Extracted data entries
□ □ □ □
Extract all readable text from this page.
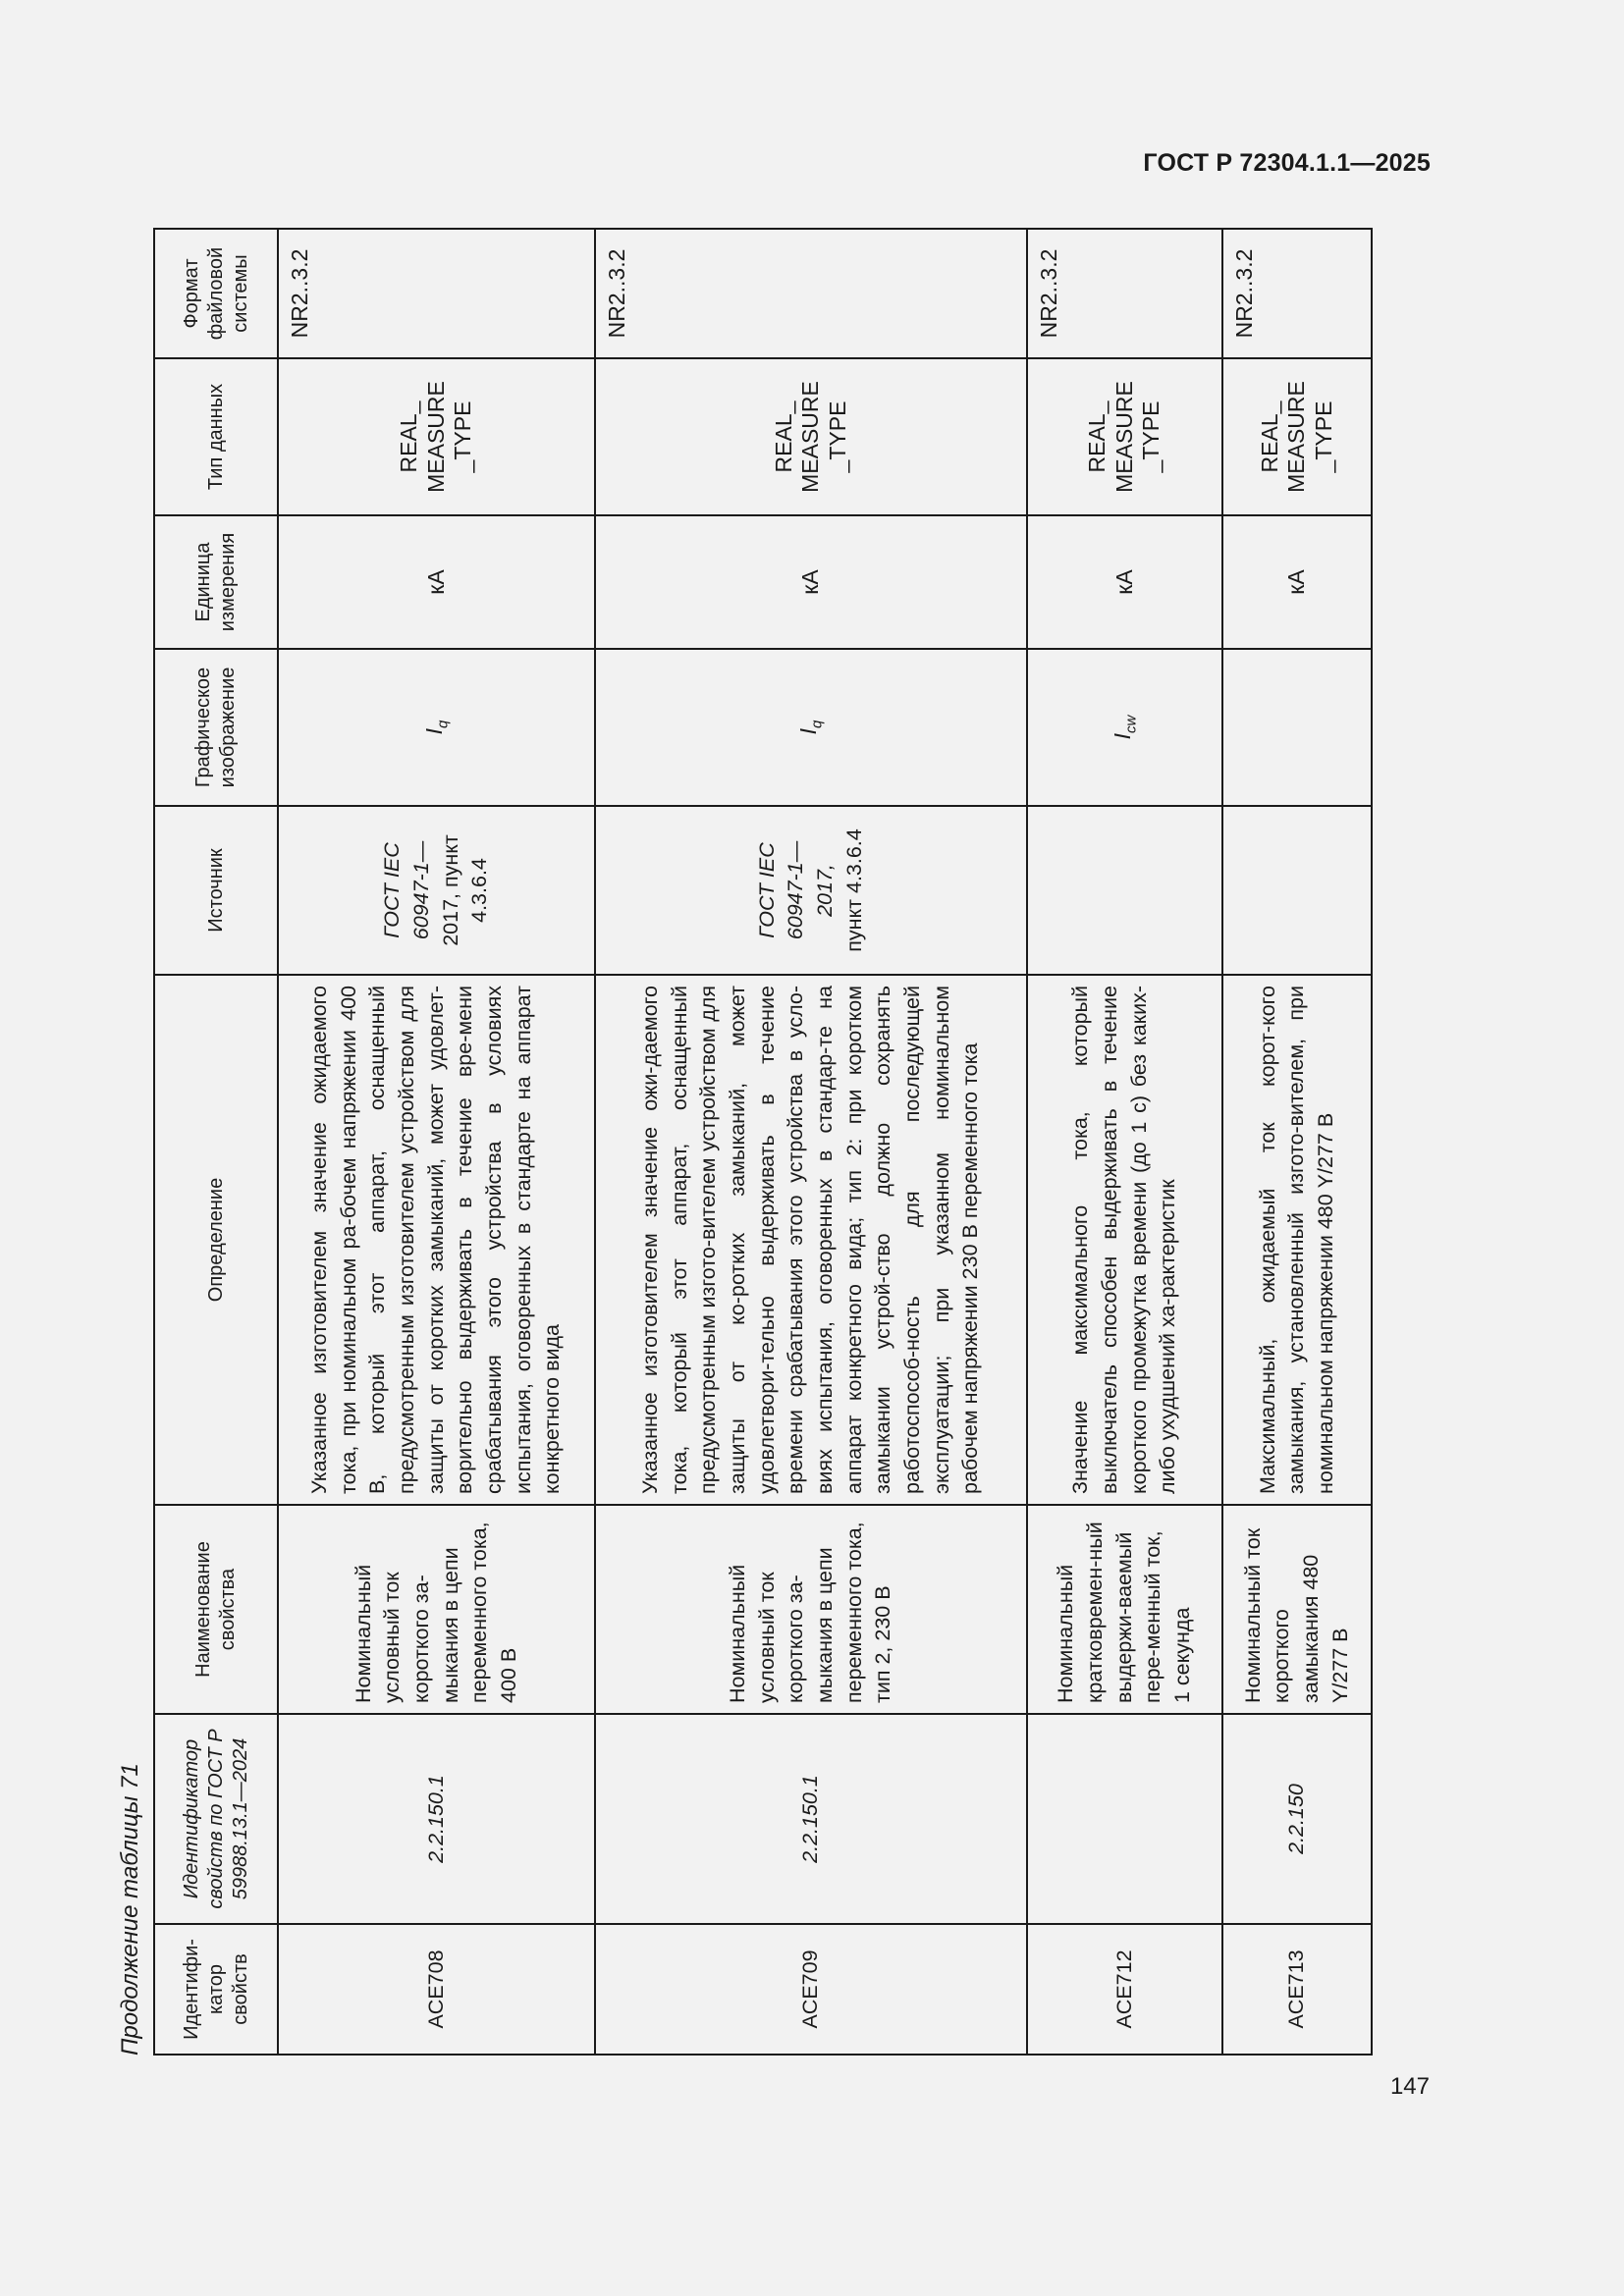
ГОСТ Р 72304.1.1—2025
147
Продолжение таблицы 71	Идентифи-катор свойств	Идентификатор свойств по ГОСТ Р 59988.13.1—2024	Наименование свойства	Определение	Источник	Графическое изображение	Единица измерения	Тип данных	Формат файловой системы
ACE708	2.2.150.1	Номинальный условный ток короткого за-мыкания в цепи переменного тока, 400 В	Указанное изготовителем значение ожидаемого тока, при номинальном ра-бочем напряжении 400 В, который этот аппарат, оснащенный предусмотренным изготовителем устройством для защиты от коротких замыканий, может удовлет-ворительно выдерживать в течение вре-мени срабатывания этого устройства в условиях испытания, оговоренных в стандарте на аппарат конкретного вида	ГОСТ IEC 60947-1— 2017, пункт 4.3.6.4	$I_q$	кА	REAL_ MEASURE _TYPE	NR2..3.2
ACE709	2.2.150.1	Номинальный условный ток короткого за-мыкания в цепи переменного тока, тип 2, 230 В	Указанное изготовителем значение ожи-даемого тока, который этот аппарат, оснащенный предусмотренным изгото-вителем устройством для защиты от ко-ротких замыканий, может удовлетвори-тельно выдерживать в течение времени срабатывания этого устройства в усло-виях испытания, оговоренных в стандар-те на аппарат конкретного вида; тип 2: при коротком замыкании устрой-ство должно сохранять работоспособ-ность для последующей эксплуатации; при указанном номинальном рабочем напряжении 230 В переменного тока	ГОСТ IEC 60947-1— 2017, пункт 4.3.6.4	$I_q$	кА	REAL_ MEASURE _TYPE	NR2..3.2
ACE712		Номинальный кратковремен-ный выдержи-ваемый пере-менный ток, 1 секунда	Значение максимального тока, который выключатель способен выдерживать в течение короткого промежутка времени (до 1 с) без каких-либо ухудшений ха-рактеристик		$I_{cw}$	кА	REAL_ MEASURE _TYPE	NR2..3.2
ACE713	2.2.150	Номинальный ток короткого замыкания 480 Y/277 В	Максимальный, ожидаемый ток корот-кого замыкания, установленный изгото-вителем, при номинальном напряжении 480 Y/277 В			кА	REAL_ MEASURE _TYPE	NR2..3.2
□ □ □ □
*WHAT THIS TASK INVOLVES*.
The records above should be reproduced exactly, with no pictures included.

*TASK SOLUTION*.
Extract all readable text from this page.
ГОСТ Р 72304.1.1—2025
147
Продолжение таблицы 71	Идентифи-катор свойств	Идентификатор свойств по ГОСТ Р 59988.13.1—2024	Наименование свойства	Определение	Источник	Графическое изображение	Единица измерения	Тип данных	Формат файловой системы
ACE708	2.2.150.1	Номинальный условный ток короткого за-мыкания в цепи переменного тока, 400 В	Указанное изготовителем значение ожидаемого тока, при номинальном ра-бочем напряжении 400 В, который этот аппарат, оснащенный предусмотренным изготовителем устройством для защиты от коротких замыканий, может удовлет-ворительно выдерживать в течение вре-мени срабатывания этого устройства в условиях испытания, оговоренных в стандарте на аппарат конкретного вида	ГОСТ IEC 60947-1— 2017, пункт 4.3.6.4	$I_q$	кА	REAL_ MEASURE _TYPE	NR2..3.2
ACE709	2.2.150.1	Номинальный условный ток короткого за-мыкания в цепи переменного тока, тип 2, 230 В	Указанное изготовителем значение ожи-даемого тока, который этот аппарат, оснащенный предусмотренным изгото-вителем устройством для защиты от ко-ротких замыканий, может удовлетвори-тельно выдерживать в течение времени срабатывания этого устройства в усло-виях испытания, оговоренных в стандар-те на аппарат конкретного вида; тип 2: при коротком замыкании устрой-ство должно сохранять работоспособ-ность для последующей эксплуатации; при указанном номинальном рабочем напряжении 230 В переменного тока	ГОСТ IEC 60947-1— 2017, пункт 4.3.6.4	$I_q$	кА	REAL_ MEASURE _TYPE	NR2..3.2
ACE712		Номинальный кратковремен-ный выдержи-ваемый пере-менный ток, 1 секунда	Значение максимального тока, который выключатель способен выдерживать в течение короткого промежутка времени (до 1 с) без каких-либо ухудшений ха-рактеристик		$I_{cw}$	кА	REAL_ MEASURE _TYPE	NR2..3.2
ACE713	2.2.150	Номинальный ток короткого замыкания 480 Y/277 В	Максимальный, ожидаемый ток корот-кого замыкания, установленный изгото-вителем, при номинальном напряжении 480 Y/277 В			кА	REAL_ MEASURE _TYPE	NR2..3.2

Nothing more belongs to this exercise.